» Written request:
Copy every line of the entries that includes the word "Republic".
── Provided material
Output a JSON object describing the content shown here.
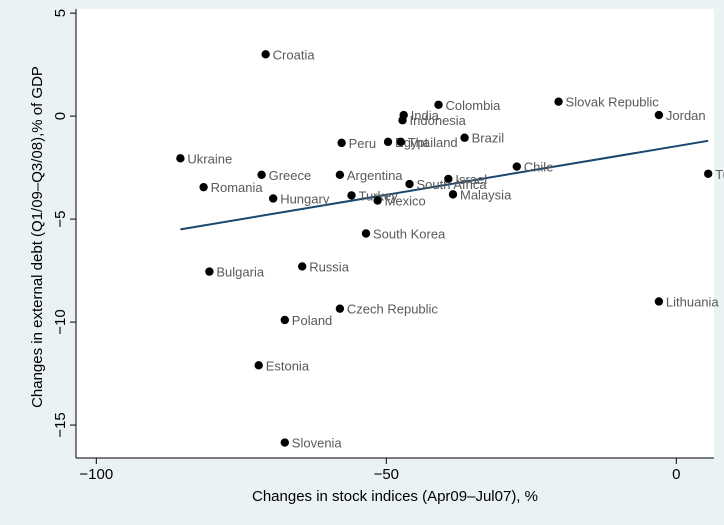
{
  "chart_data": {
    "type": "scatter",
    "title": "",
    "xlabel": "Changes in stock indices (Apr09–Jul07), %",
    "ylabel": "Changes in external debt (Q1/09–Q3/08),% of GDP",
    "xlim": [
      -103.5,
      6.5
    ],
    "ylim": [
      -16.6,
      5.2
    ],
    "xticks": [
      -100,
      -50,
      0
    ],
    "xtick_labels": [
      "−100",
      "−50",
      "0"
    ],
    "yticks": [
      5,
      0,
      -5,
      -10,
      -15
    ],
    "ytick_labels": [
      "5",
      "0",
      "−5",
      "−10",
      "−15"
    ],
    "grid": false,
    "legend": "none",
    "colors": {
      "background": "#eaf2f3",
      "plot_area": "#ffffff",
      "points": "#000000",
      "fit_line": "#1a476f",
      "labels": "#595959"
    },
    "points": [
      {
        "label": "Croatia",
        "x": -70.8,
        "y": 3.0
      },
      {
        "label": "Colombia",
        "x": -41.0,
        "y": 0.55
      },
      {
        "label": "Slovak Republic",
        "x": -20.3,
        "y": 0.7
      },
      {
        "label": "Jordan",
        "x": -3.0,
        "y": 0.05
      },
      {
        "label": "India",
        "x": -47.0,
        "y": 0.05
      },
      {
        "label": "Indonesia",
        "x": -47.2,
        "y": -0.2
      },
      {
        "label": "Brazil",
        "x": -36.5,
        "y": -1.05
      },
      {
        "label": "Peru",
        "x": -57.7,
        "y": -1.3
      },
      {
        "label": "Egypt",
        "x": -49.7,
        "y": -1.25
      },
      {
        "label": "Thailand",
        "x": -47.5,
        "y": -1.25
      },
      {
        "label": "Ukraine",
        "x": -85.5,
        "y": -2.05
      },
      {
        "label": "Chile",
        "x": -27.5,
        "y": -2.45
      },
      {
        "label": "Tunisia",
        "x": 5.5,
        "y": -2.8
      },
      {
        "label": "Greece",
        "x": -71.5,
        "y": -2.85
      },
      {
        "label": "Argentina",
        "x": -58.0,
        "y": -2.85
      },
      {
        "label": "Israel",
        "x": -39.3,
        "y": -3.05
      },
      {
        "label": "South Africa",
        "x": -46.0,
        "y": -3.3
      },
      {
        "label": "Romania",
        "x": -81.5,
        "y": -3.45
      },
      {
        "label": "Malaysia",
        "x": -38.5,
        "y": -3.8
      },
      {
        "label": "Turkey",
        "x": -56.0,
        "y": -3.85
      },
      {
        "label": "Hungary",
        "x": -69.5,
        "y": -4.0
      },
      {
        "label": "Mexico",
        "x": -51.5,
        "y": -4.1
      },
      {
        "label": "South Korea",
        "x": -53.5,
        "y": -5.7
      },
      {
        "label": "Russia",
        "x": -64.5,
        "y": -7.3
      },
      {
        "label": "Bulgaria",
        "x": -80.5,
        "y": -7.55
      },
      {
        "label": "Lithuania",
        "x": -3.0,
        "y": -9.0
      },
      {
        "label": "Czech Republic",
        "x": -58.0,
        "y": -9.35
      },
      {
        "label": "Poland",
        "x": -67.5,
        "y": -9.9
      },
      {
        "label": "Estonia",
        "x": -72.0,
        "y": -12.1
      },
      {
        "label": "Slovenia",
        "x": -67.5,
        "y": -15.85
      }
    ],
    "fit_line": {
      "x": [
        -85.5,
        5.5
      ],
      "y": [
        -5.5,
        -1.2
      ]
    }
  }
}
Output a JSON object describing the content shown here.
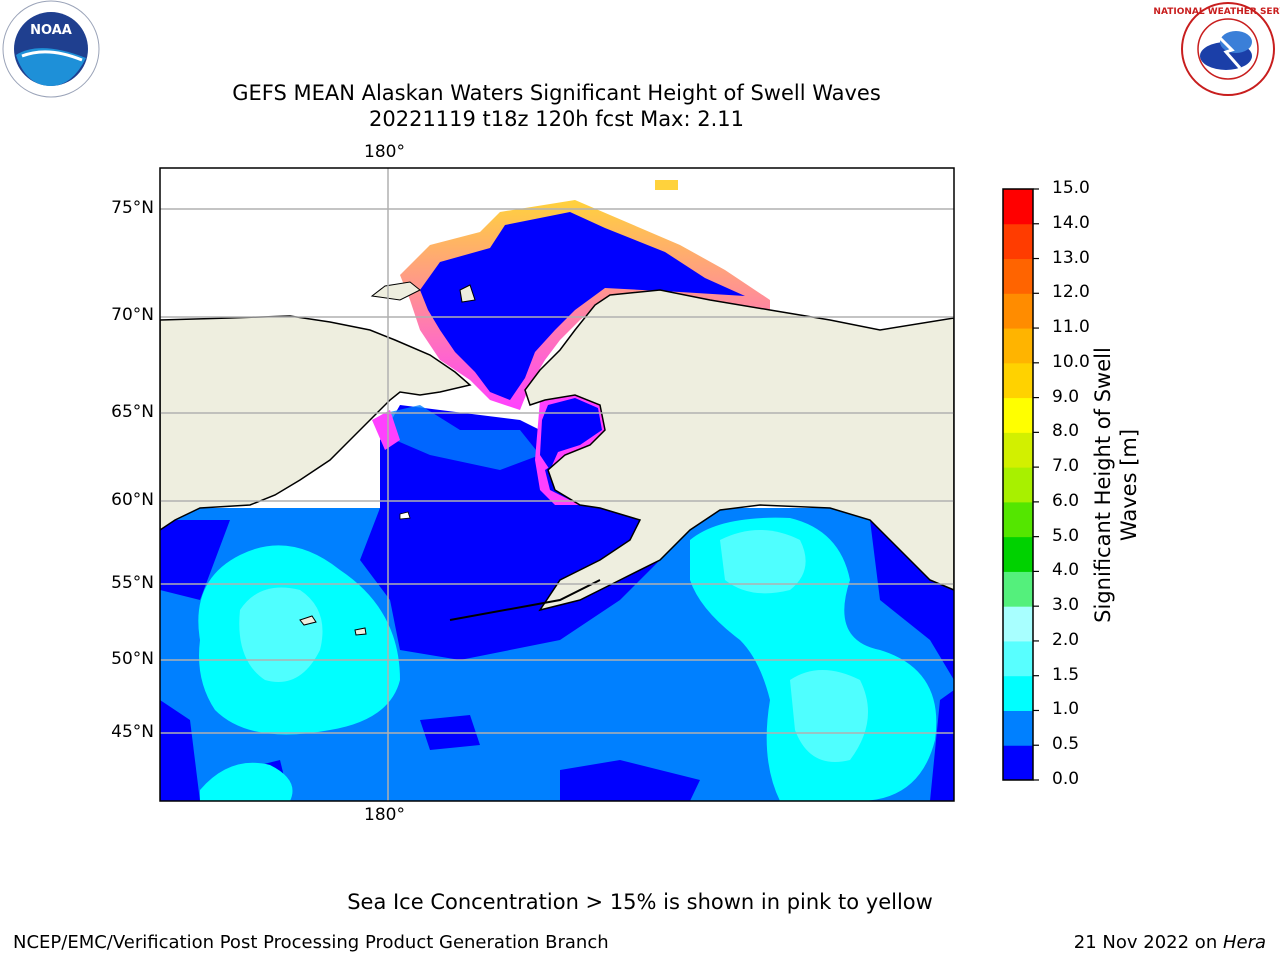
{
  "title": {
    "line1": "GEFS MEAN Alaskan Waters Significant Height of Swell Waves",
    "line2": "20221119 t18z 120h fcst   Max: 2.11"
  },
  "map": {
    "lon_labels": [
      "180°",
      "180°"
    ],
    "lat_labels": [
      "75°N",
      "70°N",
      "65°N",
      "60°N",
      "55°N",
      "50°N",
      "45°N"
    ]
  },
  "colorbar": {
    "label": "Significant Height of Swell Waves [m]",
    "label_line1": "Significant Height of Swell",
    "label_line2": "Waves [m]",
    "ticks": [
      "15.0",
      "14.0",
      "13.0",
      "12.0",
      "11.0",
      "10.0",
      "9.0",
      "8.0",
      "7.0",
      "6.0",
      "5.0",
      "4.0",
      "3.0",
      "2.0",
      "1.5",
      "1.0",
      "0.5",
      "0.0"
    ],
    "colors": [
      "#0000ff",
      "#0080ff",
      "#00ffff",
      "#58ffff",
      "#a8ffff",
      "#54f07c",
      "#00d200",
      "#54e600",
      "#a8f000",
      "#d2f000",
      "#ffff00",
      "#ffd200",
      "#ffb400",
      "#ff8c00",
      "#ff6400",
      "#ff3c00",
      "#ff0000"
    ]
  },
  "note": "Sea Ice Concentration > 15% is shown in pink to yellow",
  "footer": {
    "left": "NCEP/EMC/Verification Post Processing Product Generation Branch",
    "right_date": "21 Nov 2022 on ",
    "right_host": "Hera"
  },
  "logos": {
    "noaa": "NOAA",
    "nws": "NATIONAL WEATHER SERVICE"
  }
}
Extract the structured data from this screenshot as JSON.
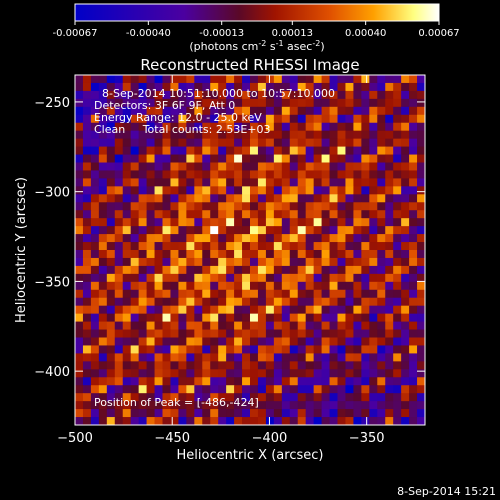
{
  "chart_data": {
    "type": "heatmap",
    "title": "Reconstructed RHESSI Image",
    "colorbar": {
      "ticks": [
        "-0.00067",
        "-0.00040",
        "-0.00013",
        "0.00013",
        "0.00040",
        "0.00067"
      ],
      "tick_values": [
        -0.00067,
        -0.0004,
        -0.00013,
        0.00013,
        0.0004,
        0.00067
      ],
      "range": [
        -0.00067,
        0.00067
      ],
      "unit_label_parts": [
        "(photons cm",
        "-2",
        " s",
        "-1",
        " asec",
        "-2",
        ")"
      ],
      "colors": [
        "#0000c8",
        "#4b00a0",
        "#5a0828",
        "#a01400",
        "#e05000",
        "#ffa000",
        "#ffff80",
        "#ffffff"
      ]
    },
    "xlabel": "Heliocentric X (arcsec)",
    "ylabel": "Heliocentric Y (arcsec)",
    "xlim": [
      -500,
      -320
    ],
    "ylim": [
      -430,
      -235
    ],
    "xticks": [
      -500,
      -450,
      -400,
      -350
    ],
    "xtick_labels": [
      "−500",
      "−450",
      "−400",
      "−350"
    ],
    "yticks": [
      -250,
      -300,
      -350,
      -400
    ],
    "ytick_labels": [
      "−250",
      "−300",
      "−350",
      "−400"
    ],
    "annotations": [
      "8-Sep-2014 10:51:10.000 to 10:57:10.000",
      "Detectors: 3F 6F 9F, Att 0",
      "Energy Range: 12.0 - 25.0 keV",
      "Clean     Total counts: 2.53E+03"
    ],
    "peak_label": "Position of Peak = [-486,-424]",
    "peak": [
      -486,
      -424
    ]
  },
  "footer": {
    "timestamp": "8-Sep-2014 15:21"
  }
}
────
» Complete answer:
        "label": "Slovak Republic",
        "label": "Czech Republic",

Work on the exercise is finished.